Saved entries
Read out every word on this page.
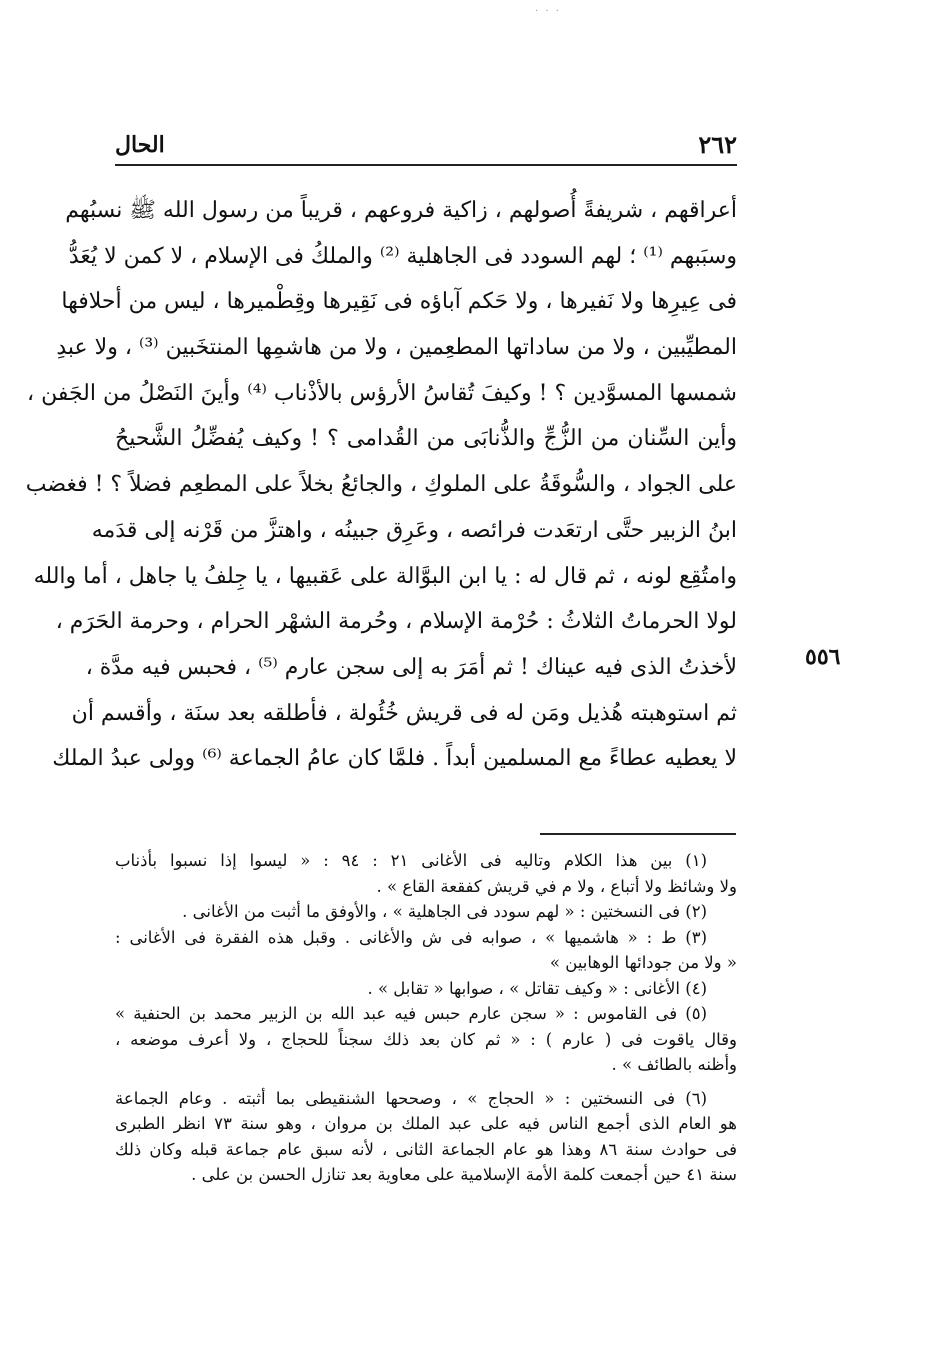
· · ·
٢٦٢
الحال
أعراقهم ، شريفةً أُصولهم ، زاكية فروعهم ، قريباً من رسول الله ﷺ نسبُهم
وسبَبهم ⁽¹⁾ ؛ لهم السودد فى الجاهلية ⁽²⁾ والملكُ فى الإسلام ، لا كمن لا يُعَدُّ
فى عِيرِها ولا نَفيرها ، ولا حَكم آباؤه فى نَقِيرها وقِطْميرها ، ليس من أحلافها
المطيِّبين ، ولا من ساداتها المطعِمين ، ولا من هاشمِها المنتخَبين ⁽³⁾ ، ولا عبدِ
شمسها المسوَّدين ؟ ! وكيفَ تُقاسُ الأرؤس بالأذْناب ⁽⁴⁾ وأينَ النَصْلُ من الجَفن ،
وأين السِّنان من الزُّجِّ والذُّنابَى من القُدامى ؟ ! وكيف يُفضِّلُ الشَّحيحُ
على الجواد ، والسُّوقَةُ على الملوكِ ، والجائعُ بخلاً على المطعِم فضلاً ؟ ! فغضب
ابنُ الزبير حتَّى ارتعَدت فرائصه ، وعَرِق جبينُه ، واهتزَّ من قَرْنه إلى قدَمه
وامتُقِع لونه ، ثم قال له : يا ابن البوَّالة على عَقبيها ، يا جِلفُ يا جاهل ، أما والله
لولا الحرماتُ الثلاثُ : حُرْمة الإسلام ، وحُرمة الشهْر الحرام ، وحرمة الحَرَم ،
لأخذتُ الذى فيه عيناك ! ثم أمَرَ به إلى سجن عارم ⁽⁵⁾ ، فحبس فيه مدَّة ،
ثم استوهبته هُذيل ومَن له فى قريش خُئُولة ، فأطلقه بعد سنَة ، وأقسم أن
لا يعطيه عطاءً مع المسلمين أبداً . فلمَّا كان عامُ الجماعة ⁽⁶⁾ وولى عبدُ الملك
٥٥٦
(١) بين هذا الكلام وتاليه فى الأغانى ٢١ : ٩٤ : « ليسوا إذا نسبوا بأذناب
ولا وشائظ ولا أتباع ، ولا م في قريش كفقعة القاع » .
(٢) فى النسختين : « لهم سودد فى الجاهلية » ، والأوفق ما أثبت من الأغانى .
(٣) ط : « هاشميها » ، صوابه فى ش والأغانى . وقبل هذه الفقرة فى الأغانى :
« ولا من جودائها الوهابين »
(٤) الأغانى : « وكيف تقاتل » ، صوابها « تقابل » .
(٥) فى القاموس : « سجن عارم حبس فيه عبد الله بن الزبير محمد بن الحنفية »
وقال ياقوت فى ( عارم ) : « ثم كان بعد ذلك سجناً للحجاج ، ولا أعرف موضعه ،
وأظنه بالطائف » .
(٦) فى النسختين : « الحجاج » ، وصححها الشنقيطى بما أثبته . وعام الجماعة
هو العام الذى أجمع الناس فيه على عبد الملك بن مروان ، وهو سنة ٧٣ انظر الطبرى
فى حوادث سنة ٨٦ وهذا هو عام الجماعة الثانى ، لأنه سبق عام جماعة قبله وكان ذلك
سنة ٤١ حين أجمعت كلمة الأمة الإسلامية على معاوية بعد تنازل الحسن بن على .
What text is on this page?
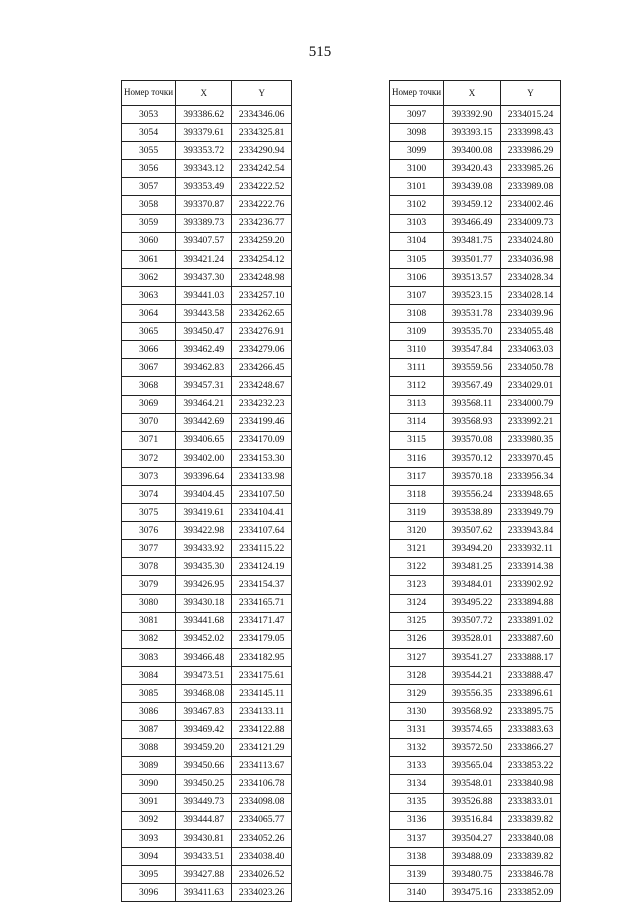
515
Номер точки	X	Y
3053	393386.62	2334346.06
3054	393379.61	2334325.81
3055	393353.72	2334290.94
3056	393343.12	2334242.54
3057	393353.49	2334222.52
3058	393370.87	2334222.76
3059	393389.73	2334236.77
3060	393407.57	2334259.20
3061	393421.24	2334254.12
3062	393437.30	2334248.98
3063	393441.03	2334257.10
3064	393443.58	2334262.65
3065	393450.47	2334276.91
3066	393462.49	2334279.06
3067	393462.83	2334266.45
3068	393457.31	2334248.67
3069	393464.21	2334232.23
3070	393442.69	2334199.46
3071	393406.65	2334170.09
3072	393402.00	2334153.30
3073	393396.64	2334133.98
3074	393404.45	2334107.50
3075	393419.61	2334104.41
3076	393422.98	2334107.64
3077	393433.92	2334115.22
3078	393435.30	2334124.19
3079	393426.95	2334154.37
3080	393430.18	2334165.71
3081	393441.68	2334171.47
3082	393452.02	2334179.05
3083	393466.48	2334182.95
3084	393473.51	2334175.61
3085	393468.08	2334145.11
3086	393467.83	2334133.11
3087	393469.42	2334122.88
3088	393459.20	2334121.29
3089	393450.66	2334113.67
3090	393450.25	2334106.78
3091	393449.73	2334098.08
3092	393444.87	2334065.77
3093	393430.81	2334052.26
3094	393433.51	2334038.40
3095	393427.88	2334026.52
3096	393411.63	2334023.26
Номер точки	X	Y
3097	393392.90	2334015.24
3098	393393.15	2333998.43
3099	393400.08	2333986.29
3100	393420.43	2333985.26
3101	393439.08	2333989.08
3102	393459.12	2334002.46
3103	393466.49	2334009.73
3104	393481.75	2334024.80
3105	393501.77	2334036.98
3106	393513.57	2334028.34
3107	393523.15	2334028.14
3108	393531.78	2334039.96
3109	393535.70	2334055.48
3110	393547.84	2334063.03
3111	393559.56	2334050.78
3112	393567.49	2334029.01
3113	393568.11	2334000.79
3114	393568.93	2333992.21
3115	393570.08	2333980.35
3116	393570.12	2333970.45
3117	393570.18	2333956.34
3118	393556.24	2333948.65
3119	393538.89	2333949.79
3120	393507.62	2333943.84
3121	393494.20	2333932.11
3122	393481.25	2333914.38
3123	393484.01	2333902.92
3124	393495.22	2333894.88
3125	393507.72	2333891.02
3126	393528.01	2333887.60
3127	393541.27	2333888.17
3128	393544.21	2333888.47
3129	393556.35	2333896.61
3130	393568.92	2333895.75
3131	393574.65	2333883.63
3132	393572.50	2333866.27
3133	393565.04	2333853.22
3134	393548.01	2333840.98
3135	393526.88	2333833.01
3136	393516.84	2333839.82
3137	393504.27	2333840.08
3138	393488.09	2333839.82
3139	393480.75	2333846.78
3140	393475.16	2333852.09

==

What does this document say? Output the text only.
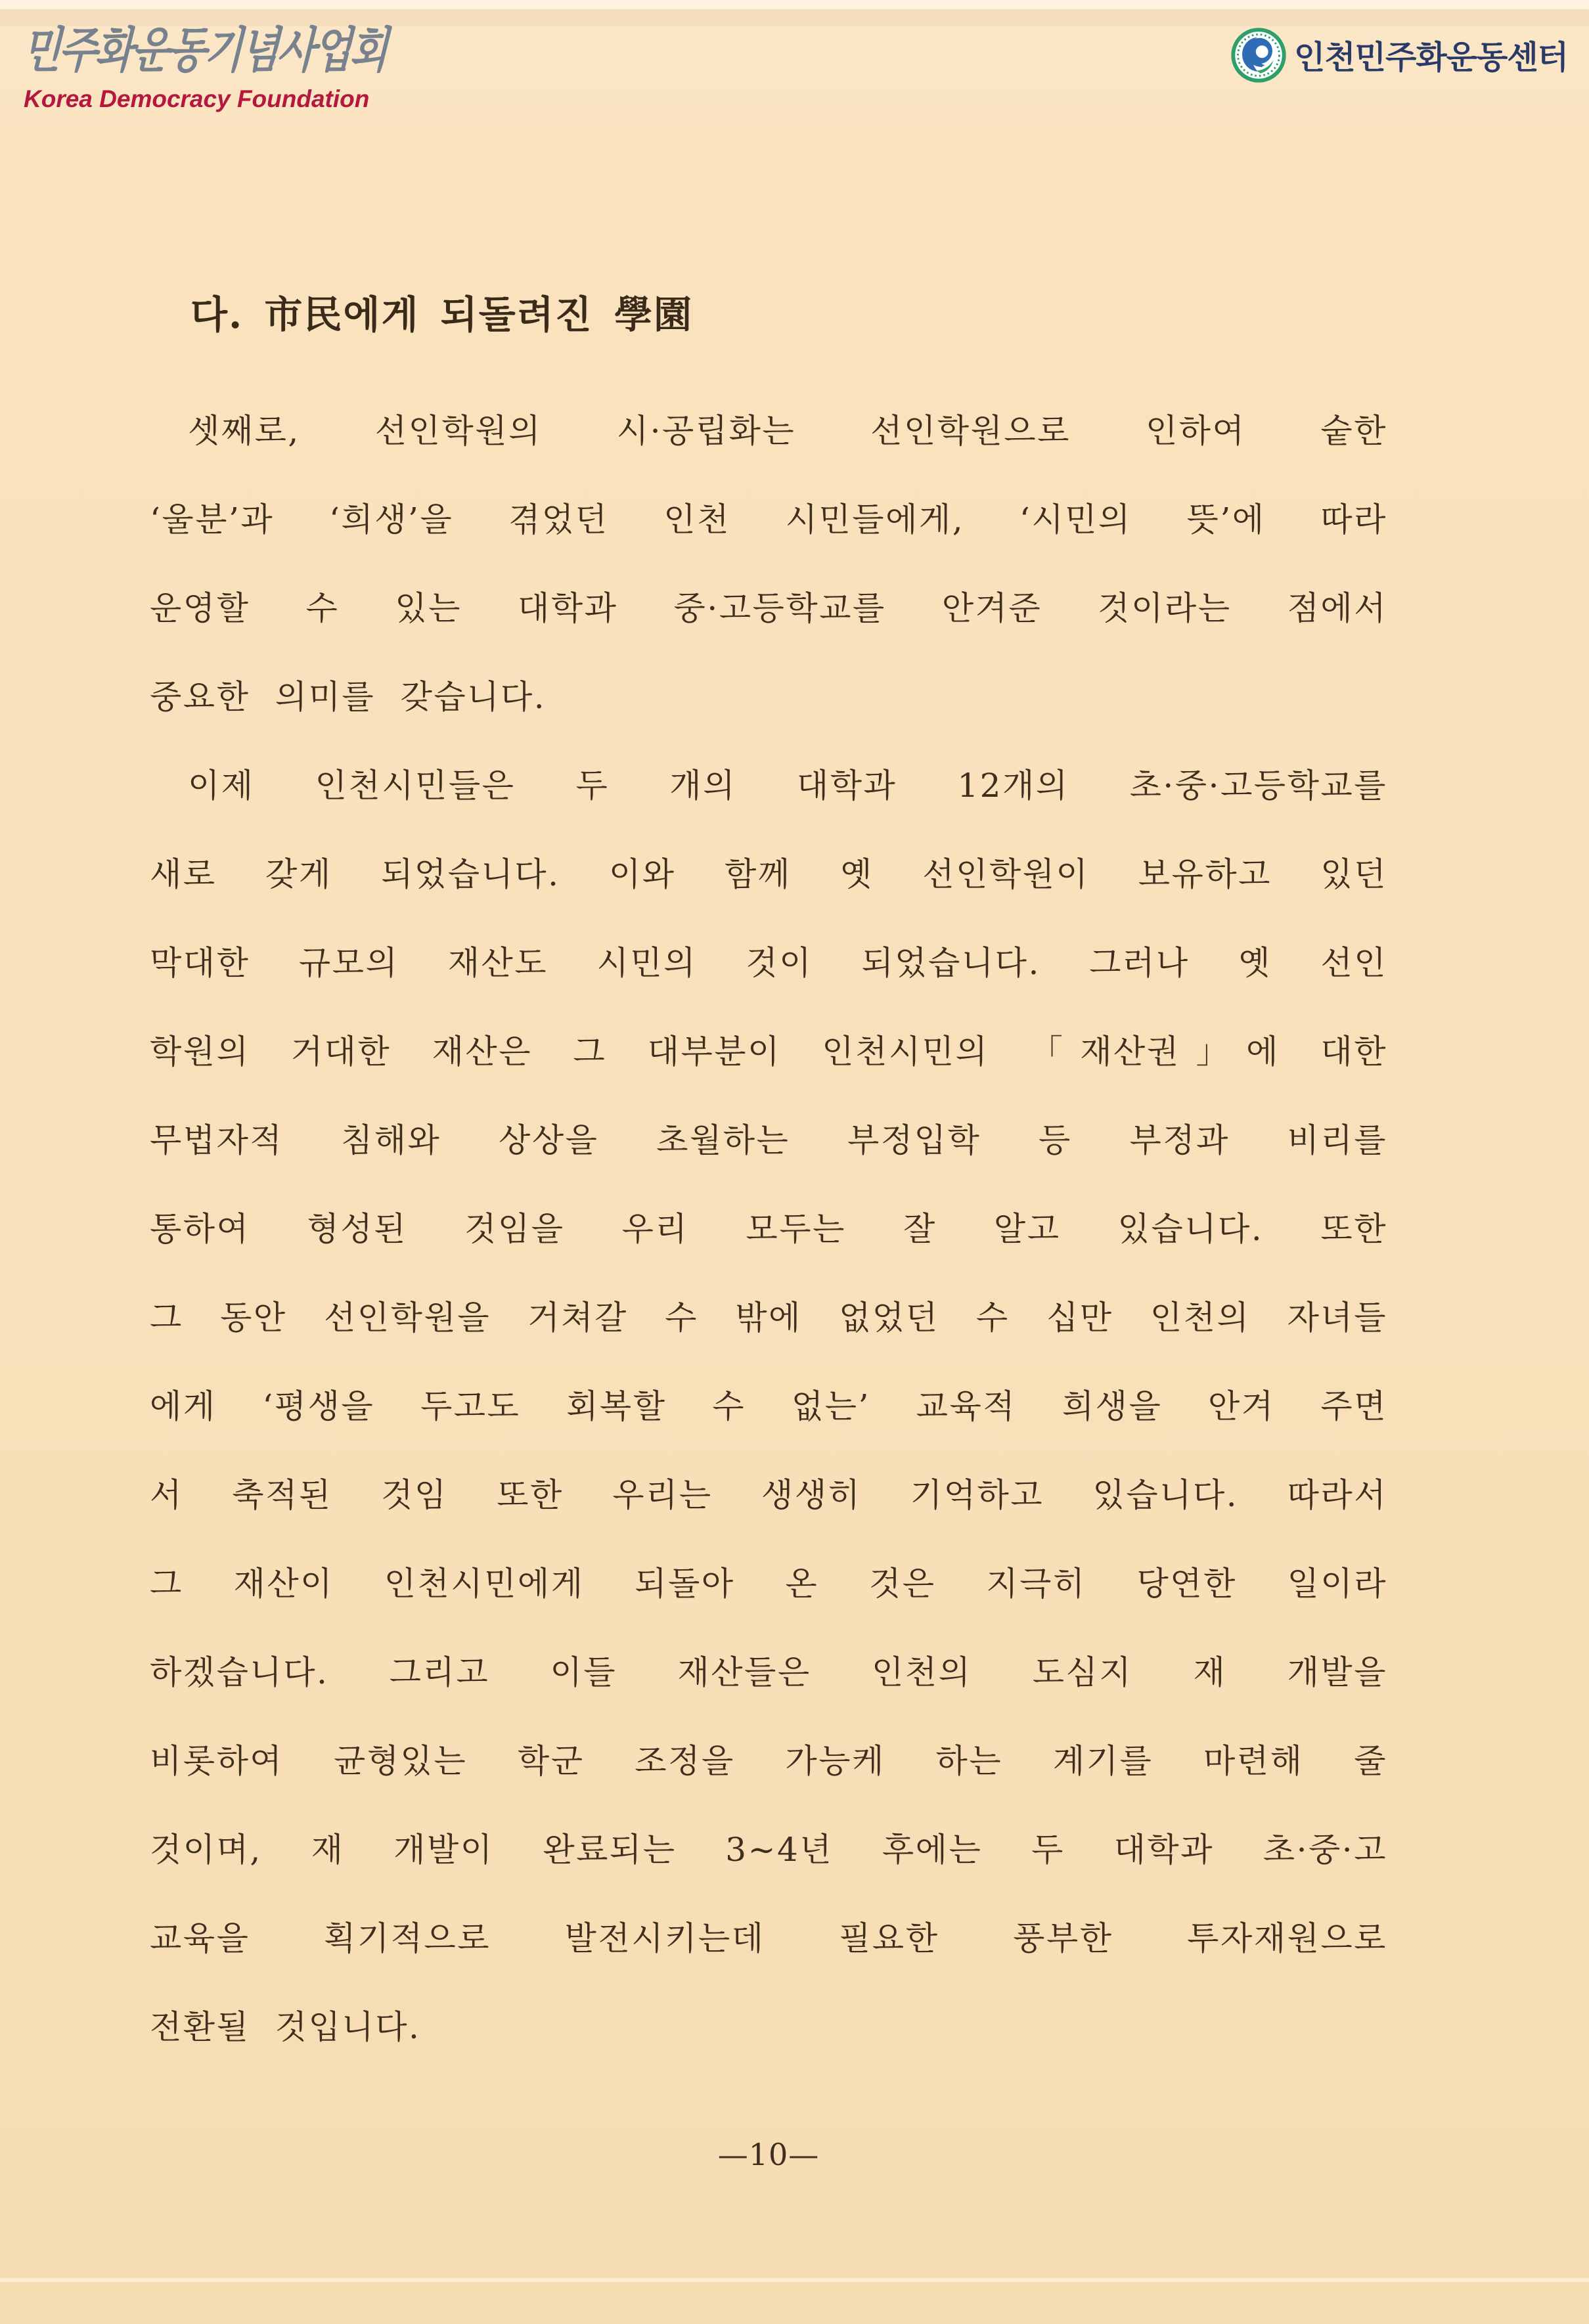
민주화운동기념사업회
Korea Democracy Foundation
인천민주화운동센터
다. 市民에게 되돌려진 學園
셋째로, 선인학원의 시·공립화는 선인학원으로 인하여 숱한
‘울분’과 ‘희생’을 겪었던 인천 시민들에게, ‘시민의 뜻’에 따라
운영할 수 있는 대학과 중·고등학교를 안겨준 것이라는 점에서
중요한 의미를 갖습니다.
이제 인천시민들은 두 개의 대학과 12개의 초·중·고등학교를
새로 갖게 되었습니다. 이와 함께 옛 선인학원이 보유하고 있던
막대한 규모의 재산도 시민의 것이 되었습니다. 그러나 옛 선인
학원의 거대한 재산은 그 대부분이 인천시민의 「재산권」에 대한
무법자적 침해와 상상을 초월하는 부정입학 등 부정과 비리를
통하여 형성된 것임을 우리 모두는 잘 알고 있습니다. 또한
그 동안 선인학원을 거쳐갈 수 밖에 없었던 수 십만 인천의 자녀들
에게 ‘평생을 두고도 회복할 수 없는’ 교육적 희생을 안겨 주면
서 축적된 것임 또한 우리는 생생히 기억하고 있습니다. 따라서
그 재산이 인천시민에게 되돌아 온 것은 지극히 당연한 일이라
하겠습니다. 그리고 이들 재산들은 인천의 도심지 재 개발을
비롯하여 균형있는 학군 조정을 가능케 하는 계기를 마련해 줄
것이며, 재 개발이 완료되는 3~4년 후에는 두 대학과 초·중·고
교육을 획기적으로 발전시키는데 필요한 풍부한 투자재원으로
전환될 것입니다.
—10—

# TASK STATEMENT:
In the material above, find the lines that contain "What" and show them.

# RESULT OF THE EXERCISE:
What text is on this page?
What does this document say? Output the text only.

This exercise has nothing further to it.